What the exercise asks: Locate and copy each line in the data that contains the word "especially".

## Start Data to use

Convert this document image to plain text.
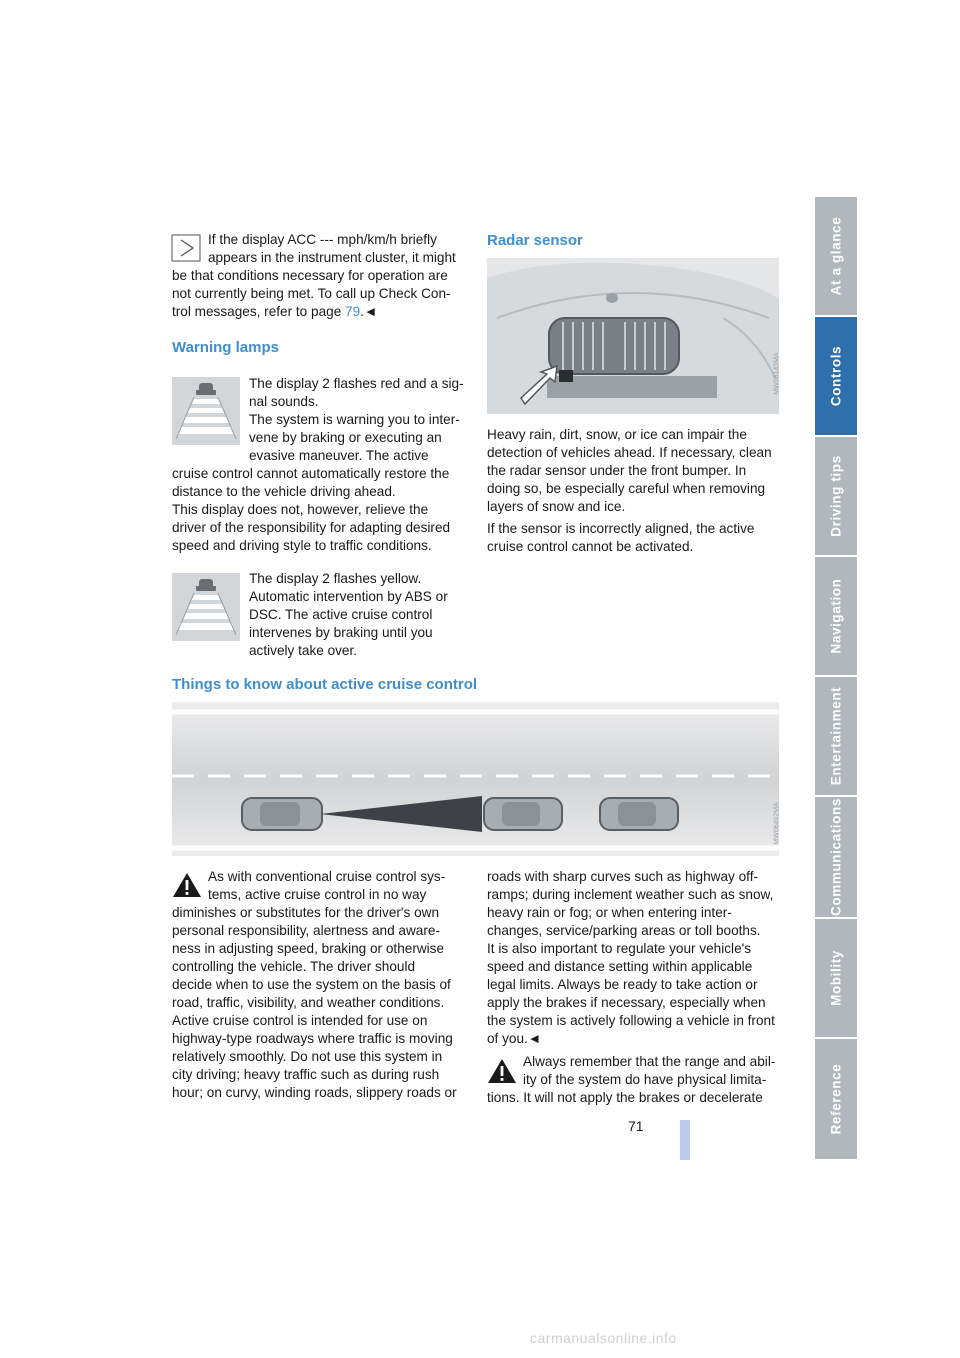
If the display ACC --- mph/km/h briefly

appears in the instrument cluster, it might

be that conditions necessary for operation are

not currently being met. To call up Check Con-

trol messages, refer to page 79.◄

Warning lamps

The display 2 flashes red and a sig-

nal sounds.

The system is warning you to inter-

vene by braking or executing an

evasive maneuver. The active

cruise control cannot automatically restore the

distance to the vehicle driving ahead.

This display does not, however, relieve the

driver of the responsibility for adapting desired

speed and driving style to traffic conditions.

The display 2 flashes yellow.

Automatic intervention by ABS or

DSC. The active cruise control

intervenes by braking until you

actively take over.

Radar sensor
MW06143MA

Heavy rain, dirt, snow, or ice can impair the

detection of vehicles ahead. If necessary, clean

the radar sensor under the front bumper. In

doing so, be especially careful when removing

layers of snow and ice.

If the sensor is incorrectly aligned, the active

cruise control cannot be activated.

Things to know about active cruise control
MW06492MA

As with conventional cruise control sys-

tems, active cruise control in no way

diminishes or substitutes for the driver's own

personal responsibility, alertness and aware-

ness in adjusting speed, braking or otherwise

controlling the vehicle. The driver should

decide when to use the system on the basis of

road, traffic, visibility, and weather conditions.

Active cruise control is intended for use on

highway-type roadways where traffic is moving

relatively smoothly. Do not use this system in

city driving; heavy traffic such as during rush

hour; on curvy, winding roads, slippery roads or

roads with sharp curves such as highway off-

ramps; during inclement weather such as snow,

heavy rain or fog; or when entering inter-

changes, service/parking areas or toll booths.

It is also important to regulate your vehicle's

speed and distance setting within applicable

legal limits. Always be ready to take action or

apply the brakes if necessary, especially when

the system is actively following a vehicle in front

of you.◄

Always remember that the range and abil-

ity of the system do have physical limita-

tions. It will not apply the brakes or decelerate

71
At a glance
Controls
Driving tips
Navigation
Entertainment
Communications
Mobility
Reference
carmanualsonline.info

## End Data to use

Task answer:
doing so, be especially careful when removing
apply the brakes if necessary, especially when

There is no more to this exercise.